Data records
--- BEGIN ---

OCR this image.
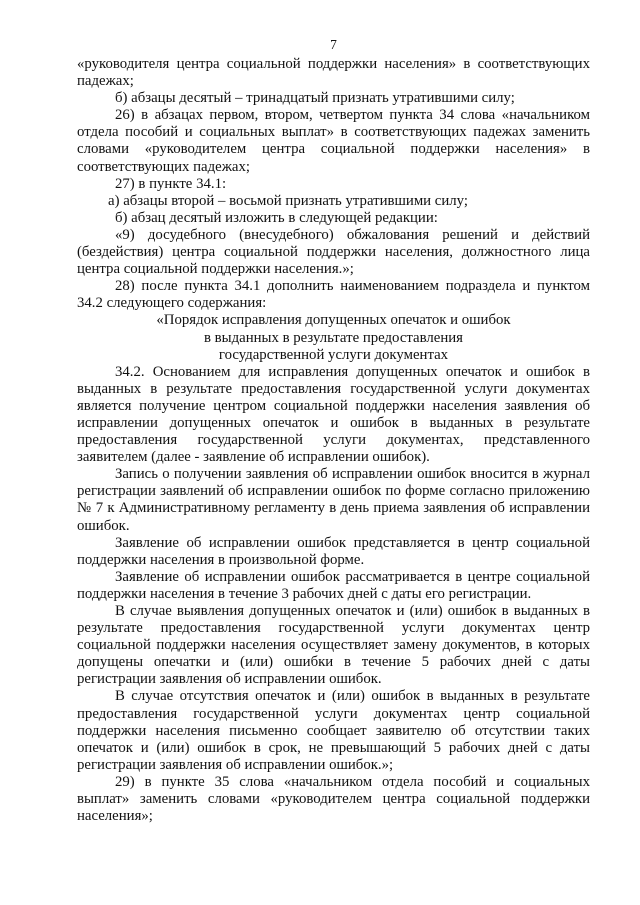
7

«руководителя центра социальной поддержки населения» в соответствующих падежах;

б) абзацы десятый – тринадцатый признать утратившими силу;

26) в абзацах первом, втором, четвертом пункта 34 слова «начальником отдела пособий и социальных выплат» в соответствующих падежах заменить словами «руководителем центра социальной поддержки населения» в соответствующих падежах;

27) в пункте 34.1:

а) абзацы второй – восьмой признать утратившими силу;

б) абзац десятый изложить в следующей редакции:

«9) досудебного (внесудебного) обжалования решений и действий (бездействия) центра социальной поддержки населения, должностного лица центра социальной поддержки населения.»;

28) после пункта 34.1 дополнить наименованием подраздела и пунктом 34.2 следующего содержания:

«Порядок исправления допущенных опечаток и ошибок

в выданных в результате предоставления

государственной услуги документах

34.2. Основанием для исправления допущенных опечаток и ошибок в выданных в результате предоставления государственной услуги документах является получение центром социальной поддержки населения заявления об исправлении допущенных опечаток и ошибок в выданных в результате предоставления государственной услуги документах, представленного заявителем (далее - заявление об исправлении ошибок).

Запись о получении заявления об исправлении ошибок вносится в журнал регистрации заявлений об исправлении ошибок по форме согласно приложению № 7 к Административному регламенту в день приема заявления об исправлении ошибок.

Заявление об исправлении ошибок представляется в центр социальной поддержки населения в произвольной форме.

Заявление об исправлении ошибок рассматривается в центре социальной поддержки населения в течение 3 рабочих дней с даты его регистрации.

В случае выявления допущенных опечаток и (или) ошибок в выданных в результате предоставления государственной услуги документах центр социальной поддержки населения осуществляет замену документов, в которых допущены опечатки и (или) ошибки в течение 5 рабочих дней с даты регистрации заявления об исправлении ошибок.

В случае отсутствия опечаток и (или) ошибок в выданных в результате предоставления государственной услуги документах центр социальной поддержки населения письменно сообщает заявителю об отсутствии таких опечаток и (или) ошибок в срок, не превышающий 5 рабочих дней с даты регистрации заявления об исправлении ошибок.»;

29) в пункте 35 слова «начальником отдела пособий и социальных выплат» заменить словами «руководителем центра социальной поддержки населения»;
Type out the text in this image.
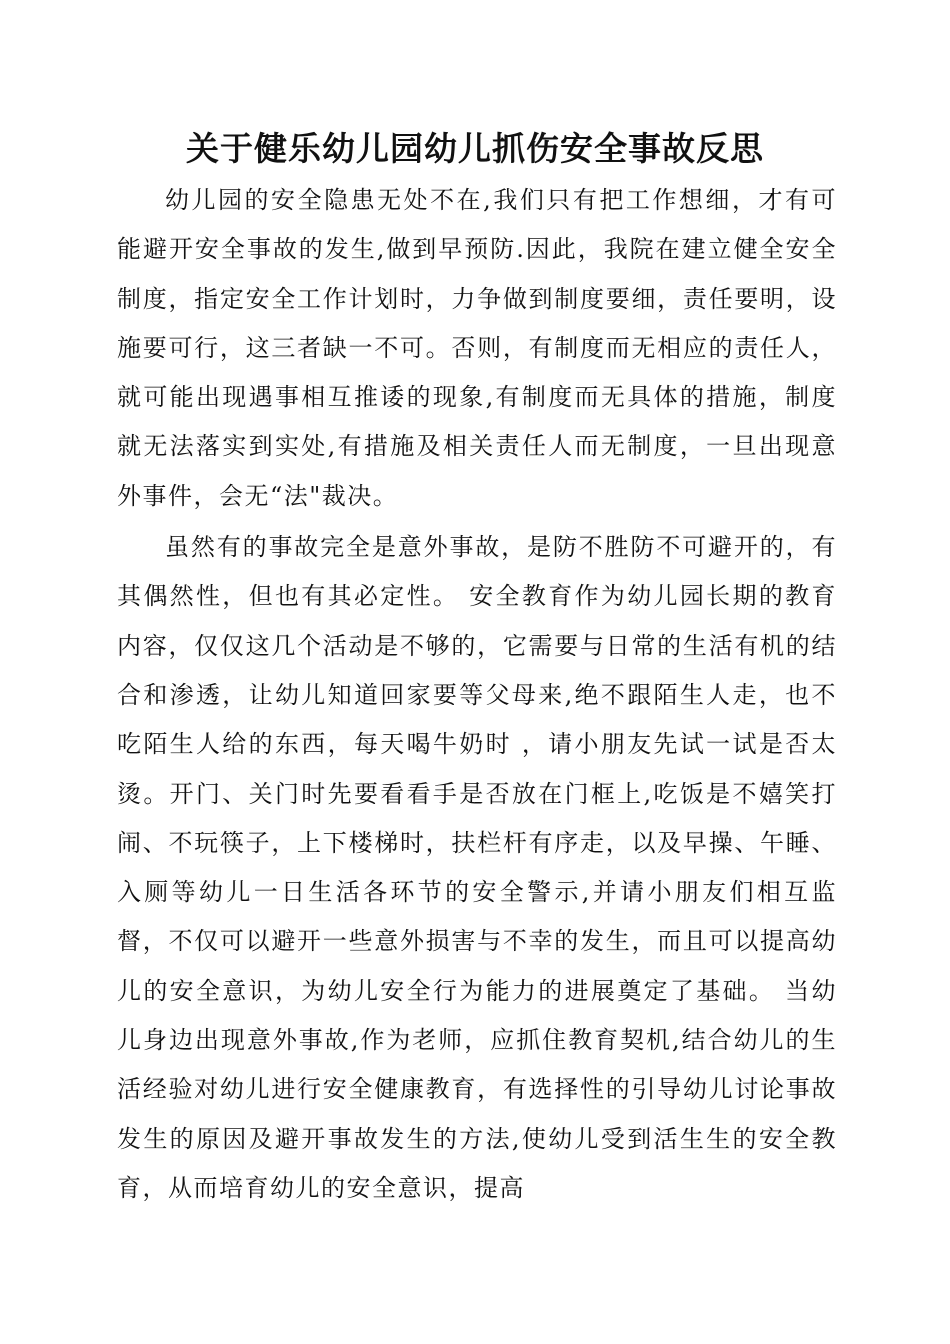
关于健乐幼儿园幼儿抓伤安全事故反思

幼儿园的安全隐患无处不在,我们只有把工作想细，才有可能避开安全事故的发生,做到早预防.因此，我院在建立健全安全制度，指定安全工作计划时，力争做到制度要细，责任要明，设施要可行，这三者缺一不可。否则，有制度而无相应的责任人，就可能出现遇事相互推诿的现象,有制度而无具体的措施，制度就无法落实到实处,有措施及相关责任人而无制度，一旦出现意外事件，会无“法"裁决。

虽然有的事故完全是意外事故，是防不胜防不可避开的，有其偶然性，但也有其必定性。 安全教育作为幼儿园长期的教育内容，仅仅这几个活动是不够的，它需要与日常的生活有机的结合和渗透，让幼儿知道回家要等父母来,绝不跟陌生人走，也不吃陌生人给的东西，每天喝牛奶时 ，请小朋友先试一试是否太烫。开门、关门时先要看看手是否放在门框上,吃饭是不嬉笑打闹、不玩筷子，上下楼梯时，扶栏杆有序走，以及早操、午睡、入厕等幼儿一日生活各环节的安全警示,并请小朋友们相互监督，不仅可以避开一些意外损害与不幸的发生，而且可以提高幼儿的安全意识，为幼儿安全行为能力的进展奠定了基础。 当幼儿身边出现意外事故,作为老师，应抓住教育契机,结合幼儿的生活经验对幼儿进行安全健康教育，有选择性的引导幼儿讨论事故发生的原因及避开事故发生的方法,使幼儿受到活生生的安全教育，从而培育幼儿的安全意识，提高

--- END ---

* [PROBLEM TO WORK ON]
Extract each line from the listing that holds the word "пункте".

* [ANSWER TO THIS TASK]
27) в пункте 34.1:
29) в пункте 35 слова «начальником отдела пособий и социальных выплат» заменить словами «руководителем центра социальной поддержки населения»;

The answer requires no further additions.